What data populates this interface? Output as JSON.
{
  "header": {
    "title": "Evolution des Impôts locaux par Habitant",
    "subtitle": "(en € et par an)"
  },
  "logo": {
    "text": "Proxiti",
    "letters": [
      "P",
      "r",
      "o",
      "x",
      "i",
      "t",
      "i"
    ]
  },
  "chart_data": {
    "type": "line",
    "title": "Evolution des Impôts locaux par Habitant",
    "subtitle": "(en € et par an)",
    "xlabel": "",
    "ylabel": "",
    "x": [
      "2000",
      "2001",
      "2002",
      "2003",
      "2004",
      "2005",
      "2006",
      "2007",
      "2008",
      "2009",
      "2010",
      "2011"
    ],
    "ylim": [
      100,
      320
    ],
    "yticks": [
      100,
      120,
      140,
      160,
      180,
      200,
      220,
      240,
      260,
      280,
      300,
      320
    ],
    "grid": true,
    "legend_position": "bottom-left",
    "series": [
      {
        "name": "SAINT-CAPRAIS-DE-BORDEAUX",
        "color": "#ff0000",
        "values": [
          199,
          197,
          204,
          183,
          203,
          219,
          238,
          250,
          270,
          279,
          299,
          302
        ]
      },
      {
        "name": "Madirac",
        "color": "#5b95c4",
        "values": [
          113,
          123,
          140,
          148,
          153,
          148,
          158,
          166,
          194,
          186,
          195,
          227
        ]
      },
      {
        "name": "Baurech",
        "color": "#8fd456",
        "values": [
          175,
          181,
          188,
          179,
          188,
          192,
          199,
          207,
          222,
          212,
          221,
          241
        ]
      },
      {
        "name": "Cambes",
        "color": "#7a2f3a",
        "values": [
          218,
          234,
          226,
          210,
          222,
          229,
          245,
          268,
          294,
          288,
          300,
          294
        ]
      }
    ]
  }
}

- EXERCISE DIRECTIONS
Point out every line holding the string "name" and copy it.

- RESULT FOR THIS EXERCISE
        "name": "SAINT-CAPRAIS-DE-BORDEAUX",
        "name": "Madirac",
        "name": "Baurech",
        "name": "Cambes",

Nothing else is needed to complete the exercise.